DOCUMENT SECTION:
◇ ◇ ◇ ◇ ◇ ◇ ◇
Fruit Thinning in Action – Thinned vs Un-Thinned Apples

Anyone who knows me knows that at this time of year I’m more than a little keen to encourage the thinning of fruitlets on apple, pear and other pome fruit trees. I posted a long-read piece on the importance of thinning to avoid a boom and bust biennial bearing cycle just yesterday and I’ve also written about the reasons for, and process of fruit thinning once or twice before, so I won’t re-hash everything here. Instead, I’ll just show you a couple of quick comparison photos to illustrate and reiterate the point.

This is a cluster of fruitlets on apple ‘Howgate Wonder‘ in the heritage orchard at Ordsall Hall, taken1Please excuse the generally poor quality of the pics. My phone camera has never taken great photos, but there’s a newer model on the way which will hopefully provide better quality images. on Thursday 1st July:

Without thinning, fruitlets become crowded and cramped as they jostle for space.
◇ ◇ ◇ ◇ ◇ ◇ ◇
EXTRACTED INFORMATION:

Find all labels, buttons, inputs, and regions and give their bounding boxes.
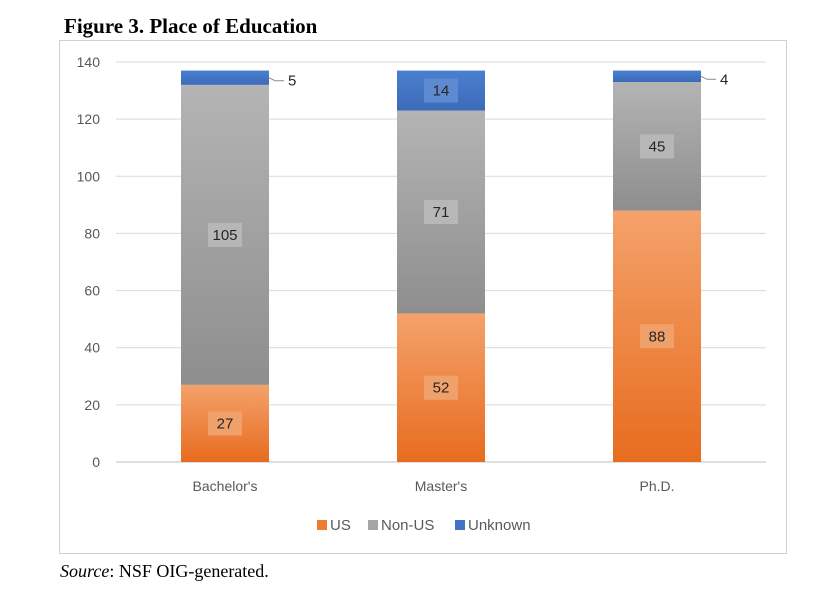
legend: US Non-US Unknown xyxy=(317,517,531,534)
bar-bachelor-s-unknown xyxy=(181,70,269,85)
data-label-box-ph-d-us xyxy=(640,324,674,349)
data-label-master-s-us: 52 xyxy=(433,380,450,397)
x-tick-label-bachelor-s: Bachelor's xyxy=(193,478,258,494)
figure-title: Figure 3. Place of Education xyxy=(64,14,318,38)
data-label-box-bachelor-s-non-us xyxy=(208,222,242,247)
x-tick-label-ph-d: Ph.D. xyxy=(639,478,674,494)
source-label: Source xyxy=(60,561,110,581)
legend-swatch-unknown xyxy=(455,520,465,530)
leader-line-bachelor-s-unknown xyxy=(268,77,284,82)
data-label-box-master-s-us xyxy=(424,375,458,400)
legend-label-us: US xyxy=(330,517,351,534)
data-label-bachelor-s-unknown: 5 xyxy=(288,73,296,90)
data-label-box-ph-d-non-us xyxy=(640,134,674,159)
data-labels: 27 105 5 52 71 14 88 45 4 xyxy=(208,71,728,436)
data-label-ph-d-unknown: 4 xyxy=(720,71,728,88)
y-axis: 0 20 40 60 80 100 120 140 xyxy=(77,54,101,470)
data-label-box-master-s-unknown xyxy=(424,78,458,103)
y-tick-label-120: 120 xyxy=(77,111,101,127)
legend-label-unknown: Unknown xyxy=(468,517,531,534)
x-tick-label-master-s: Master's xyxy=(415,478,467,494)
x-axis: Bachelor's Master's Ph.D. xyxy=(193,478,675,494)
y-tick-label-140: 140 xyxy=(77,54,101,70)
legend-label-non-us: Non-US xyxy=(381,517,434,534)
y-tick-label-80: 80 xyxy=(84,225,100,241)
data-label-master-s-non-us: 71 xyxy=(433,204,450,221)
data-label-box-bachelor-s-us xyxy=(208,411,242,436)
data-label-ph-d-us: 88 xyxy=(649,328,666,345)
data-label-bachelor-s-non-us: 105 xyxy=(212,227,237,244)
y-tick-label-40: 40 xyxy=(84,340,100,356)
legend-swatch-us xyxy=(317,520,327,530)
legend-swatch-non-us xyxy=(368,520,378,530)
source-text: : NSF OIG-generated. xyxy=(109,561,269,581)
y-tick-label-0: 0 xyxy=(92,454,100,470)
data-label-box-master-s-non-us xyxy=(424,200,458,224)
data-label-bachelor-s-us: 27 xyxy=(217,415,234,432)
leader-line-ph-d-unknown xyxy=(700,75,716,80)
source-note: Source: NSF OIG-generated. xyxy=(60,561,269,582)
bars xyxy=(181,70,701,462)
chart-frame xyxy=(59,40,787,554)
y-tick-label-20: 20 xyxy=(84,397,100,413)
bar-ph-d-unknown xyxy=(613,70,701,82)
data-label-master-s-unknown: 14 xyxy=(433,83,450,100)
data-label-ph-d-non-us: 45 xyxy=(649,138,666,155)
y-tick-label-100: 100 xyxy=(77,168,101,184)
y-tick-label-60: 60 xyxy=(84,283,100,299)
◇ ◇ ◇ ◇ ◇ ◇ ◇
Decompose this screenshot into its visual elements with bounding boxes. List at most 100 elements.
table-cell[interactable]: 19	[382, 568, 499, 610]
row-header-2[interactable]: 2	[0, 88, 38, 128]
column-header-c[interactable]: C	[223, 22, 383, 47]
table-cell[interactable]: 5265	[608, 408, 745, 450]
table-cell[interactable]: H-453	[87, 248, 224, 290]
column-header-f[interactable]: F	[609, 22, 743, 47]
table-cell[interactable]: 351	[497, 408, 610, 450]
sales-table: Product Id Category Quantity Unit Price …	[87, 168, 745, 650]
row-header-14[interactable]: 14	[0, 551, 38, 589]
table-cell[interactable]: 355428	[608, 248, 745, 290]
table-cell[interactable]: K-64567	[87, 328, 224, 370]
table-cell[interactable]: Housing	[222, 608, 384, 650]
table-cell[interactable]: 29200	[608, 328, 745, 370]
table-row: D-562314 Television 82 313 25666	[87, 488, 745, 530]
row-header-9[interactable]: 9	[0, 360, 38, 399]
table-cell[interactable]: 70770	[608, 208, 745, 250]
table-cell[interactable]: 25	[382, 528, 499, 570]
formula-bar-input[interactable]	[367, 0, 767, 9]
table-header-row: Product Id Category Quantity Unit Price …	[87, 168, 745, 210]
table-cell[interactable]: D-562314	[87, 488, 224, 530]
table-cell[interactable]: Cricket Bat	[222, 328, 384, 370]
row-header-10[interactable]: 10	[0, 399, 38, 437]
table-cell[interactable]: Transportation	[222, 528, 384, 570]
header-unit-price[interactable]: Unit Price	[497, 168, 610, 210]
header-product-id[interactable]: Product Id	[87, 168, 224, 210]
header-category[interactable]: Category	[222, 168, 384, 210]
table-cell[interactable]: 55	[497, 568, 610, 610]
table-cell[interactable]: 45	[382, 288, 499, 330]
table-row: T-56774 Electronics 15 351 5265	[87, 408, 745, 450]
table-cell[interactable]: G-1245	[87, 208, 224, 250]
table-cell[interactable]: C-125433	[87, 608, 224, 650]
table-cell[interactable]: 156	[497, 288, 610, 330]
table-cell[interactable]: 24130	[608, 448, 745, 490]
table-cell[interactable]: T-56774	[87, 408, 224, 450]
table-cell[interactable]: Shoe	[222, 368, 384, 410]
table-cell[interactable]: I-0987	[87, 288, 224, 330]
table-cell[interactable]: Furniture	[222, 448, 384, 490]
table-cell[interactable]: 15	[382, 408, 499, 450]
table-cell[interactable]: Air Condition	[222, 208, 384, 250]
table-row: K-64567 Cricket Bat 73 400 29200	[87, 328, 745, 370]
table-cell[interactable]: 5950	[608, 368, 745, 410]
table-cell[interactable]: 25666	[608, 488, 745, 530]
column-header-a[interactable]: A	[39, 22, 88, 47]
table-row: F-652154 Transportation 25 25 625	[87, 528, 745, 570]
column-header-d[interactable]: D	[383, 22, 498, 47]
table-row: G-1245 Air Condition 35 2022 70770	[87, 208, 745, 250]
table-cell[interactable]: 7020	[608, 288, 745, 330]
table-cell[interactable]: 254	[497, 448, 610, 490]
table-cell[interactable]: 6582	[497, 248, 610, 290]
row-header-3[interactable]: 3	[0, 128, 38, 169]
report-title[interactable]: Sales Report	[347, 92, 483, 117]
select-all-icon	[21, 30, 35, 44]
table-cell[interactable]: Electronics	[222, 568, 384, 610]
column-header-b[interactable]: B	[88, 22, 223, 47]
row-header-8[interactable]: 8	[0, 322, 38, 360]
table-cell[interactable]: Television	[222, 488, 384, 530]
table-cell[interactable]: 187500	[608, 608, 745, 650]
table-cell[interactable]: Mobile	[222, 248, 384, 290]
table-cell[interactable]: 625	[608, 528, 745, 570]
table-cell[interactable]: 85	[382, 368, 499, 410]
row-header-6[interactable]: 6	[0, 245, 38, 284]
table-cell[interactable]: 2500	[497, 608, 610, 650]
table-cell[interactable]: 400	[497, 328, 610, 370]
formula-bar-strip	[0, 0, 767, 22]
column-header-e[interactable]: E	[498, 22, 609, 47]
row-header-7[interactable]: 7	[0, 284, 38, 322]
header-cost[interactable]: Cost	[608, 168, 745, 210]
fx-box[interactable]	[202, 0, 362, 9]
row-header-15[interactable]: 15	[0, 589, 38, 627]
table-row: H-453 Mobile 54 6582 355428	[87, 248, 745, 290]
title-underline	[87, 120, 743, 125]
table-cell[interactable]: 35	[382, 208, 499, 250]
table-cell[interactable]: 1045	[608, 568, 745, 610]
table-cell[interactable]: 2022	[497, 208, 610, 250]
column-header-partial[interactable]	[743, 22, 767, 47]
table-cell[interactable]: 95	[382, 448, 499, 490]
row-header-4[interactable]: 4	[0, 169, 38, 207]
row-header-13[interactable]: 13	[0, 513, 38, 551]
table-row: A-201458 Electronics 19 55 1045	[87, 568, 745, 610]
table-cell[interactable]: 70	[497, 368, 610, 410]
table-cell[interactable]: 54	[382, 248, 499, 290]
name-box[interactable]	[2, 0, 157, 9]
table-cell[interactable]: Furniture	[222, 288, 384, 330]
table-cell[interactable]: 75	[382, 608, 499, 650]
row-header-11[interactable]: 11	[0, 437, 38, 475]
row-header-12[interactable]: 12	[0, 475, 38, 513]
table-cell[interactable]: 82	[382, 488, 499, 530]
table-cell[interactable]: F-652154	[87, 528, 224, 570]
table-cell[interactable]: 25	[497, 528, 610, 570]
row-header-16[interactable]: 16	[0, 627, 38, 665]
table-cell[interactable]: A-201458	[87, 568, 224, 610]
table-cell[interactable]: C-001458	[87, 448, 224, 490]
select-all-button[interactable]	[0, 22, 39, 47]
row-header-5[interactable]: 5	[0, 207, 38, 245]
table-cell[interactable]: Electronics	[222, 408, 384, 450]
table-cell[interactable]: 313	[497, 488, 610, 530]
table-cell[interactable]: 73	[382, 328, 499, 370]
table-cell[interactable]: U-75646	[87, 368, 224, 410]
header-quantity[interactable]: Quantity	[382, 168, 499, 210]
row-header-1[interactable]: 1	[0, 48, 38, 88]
◇ ◇ ◇ ◇ ◇ ◇ ◇
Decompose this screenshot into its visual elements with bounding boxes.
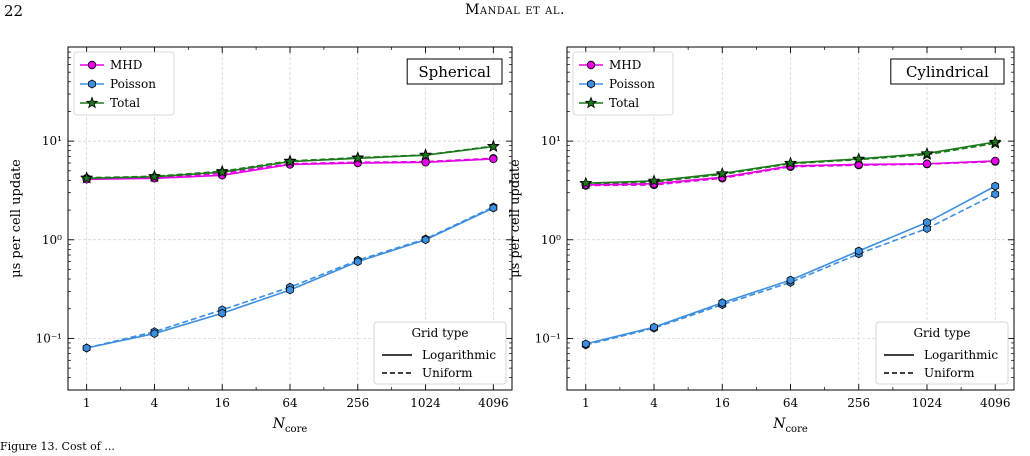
◇ ◇ ◇ ◇ ◇ ◇ ◇
DESCRIPTION OF THE TASK:
Reproduce the passage of the fruit thinning post starting at "This is a cluster" and ending at "jostle for space.".

CORRECT RESPONSE:
This is a cluster of fruitlets on apple ‘Howgate Wonder‘ in the heritage orchard at Ordsall Hall, taken1Please excuse the generally poor quality of the pics. My phone camera has never taken great photos, but there’s a newer model on the way which will hopefully provide better quality images. on Thursday 1st July:

Without thinning, fruitlets become crowded and cramped as they jostle for space.